▶ **REQUIRED WORK**:
Look through the material and tally each line bearing the word "Virtual". Give only the total.

Data records
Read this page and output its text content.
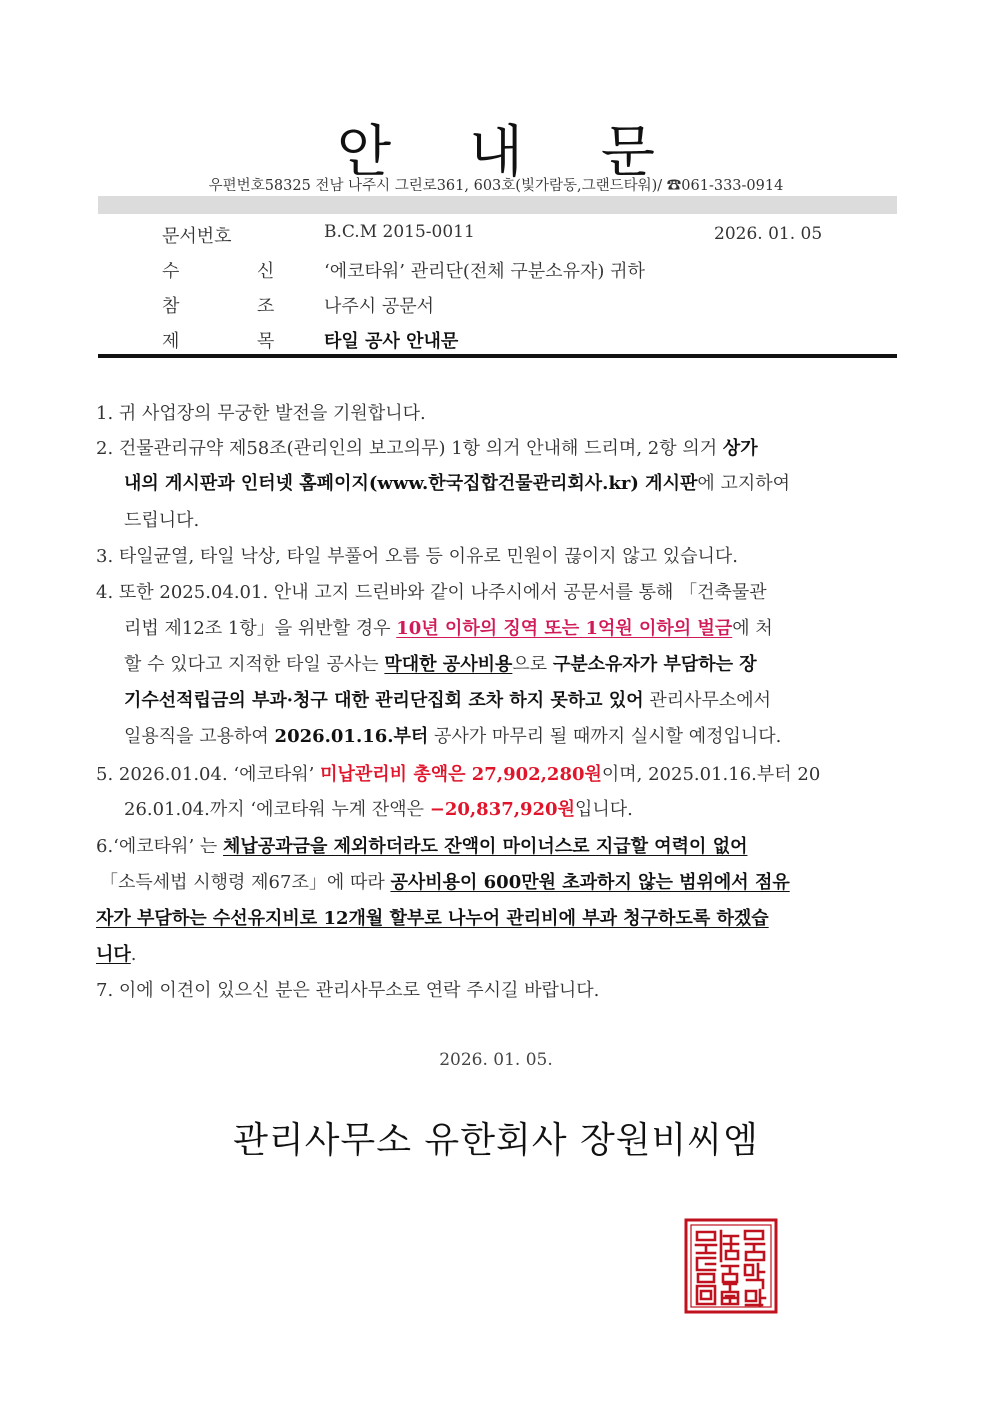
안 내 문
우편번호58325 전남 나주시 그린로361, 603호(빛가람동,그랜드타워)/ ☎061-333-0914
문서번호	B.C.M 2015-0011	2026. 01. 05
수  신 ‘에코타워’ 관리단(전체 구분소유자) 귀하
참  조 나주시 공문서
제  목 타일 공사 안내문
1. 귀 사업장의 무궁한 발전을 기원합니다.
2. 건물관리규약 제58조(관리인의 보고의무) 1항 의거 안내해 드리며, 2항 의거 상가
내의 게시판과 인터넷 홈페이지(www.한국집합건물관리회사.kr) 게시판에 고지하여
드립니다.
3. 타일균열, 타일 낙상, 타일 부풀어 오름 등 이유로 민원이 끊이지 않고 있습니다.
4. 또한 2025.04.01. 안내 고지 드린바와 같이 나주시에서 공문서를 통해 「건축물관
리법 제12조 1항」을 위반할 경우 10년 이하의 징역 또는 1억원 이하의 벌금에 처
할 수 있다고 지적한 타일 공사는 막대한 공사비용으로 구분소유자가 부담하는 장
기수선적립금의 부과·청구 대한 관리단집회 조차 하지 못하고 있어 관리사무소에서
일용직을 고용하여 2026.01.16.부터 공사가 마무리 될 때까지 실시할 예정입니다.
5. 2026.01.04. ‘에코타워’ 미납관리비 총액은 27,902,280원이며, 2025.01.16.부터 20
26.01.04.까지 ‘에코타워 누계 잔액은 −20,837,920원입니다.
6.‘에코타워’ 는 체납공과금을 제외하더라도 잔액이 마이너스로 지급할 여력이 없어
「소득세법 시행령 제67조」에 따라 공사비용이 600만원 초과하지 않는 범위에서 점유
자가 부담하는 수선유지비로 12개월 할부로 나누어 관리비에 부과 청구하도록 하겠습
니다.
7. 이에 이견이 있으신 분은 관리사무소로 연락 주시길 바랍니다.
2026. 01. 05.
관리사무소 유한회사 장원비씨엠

---

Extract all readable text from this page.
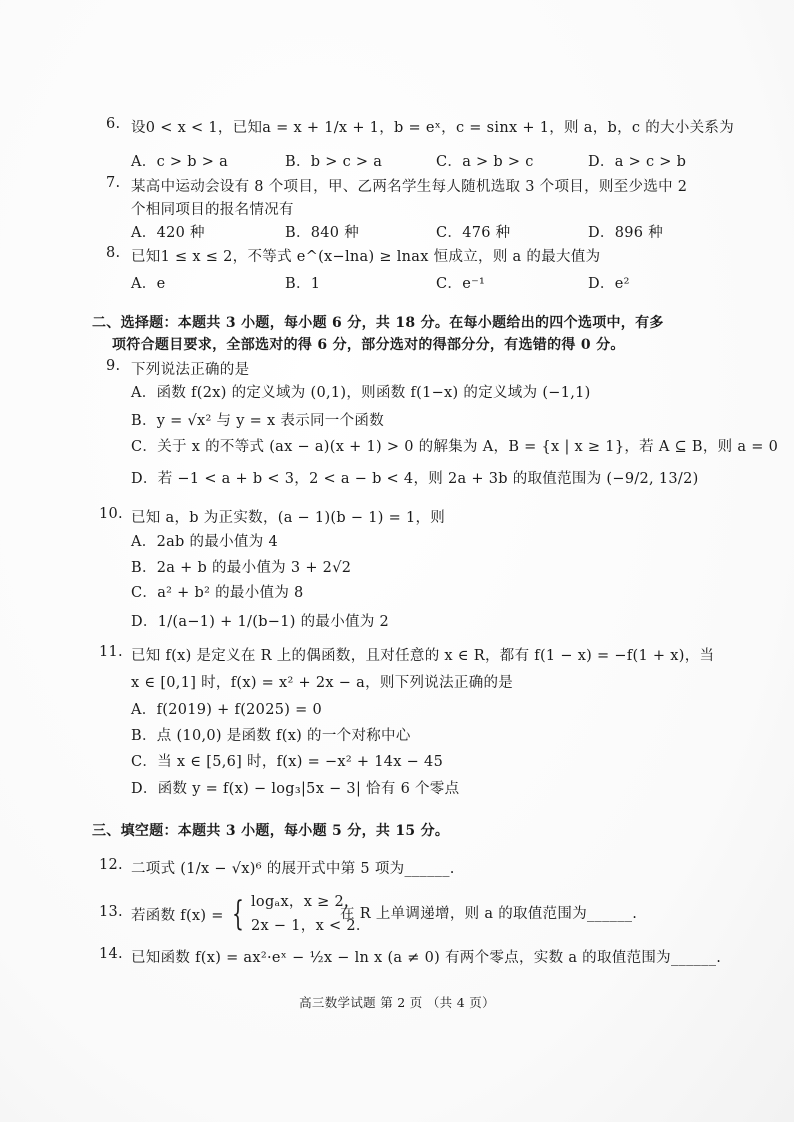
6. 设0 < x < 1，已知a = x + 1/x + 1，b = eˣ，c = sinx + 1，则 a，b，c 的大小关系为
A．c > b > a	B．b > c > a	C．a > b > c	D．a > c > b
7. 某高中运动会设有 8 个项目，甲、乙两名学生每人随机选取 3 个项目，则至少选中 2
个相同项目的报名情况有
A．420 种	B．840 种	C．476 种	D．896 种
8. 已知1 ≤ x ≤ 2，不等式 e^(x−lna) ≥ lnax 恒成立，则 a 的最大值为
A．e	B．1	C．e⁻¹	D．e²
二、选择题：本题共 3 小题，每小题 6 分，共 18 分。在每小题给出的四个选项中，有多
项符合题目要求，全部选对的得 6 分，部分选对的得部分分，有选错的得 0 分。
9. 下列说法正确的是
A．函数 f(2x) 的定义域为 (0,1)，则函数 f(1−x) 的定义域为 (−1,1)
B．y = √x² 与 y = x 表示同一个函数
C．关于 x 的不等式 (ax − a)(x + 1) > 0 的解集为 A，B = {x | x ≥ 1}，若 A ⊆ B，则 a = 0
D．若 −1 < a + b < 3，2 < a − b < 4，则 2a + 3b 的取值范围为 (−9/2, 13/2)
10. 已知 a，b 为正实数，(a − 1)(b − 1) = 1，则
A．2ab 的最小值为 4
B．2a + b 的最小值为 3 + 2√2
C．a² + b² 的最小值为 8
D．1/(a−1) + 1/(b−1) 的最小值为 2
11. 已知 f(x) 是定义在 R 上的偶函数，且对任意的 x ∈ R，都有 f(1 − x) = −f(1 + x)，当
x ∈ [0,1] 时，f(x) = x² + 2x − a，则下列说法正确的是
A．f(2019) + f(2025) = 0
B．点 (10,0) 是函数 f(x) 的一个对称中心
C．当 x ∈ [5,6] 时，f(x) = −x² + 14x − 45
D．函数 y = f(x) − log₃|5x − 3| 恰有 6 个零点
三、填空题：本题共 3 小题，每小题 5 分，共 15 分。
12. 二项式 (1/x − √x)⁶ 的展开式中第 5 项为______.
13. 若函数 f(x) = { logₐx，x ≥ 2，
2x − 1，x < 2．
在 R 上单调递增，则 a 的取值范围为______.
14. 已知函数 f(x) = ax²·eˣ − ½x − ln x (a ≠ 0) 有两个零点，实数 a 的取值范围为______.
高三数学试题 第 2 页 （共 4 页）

---

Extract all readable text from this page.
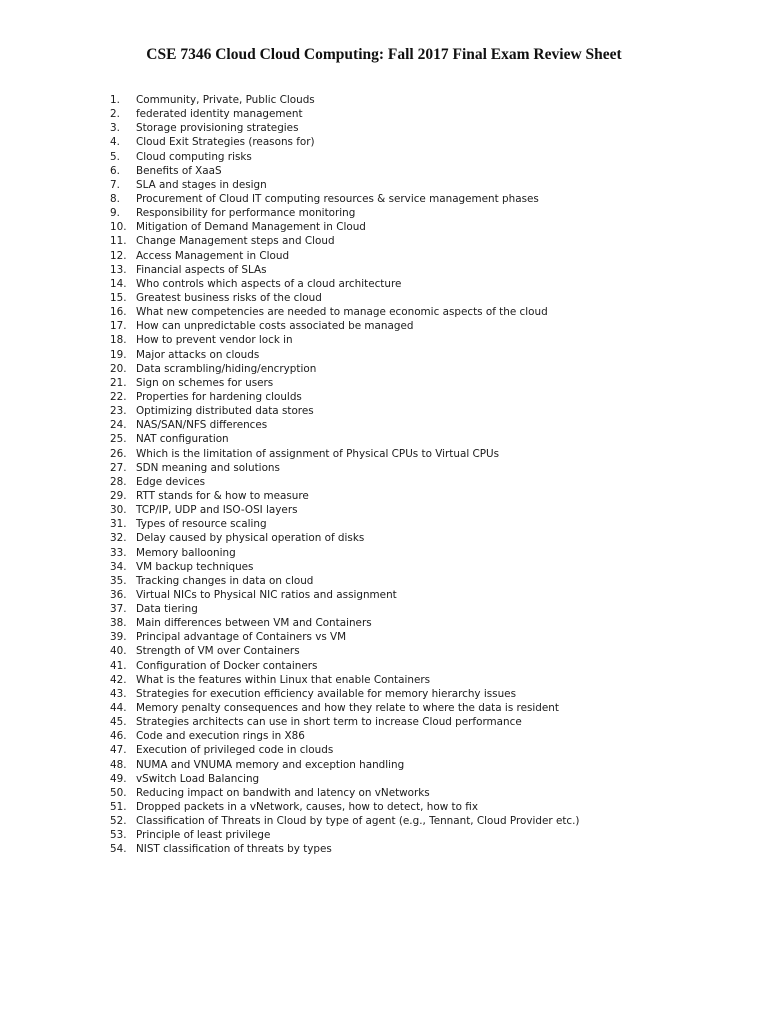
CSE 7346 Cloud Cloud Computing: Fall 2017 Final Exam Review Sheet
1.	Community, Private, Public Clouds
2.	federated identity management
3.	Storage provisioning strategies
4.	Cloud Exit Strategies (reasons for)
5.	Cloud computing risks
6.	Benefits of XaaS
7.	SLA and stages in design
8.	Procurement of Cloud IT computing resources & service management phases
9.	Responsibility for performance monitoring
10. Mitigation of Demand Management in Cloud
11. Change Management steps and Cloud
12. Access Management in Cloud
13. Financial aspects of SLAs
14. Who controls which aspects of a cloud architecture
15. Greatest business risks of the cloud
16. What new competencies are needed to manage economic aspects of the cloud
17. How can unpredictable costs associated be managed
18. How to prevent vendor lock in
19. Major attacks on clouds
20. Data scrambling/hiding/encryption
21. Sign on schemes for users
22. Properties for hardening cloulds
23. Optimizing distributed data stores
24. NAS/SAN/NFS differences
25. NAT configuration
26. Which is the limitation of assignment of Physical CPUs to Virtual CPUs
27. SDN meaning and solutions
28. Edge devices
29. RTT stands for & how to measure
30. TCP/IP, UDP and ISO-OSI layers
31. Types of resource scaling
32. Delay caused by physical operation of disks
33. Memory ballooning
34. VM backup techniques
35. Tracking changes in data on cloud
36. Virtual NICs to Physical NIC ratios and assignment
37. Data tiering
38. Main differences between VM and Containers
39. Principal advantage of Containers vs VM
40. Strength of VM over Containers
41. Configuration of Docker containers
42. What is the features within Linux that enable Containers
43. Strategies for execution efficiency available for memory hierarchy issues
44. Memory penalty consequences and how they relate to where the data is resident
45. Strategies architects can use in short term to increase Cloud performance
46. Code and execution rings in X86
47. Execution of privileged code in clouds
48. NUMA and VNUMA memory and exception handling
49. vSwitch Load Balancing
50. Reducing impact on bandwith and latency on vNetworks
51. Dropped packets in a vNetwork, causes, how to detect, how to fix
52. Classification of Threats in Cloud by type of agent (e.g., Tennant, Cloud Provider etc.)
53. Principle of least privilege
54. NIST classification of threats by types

▶ **RESPONSE BELOW**:
2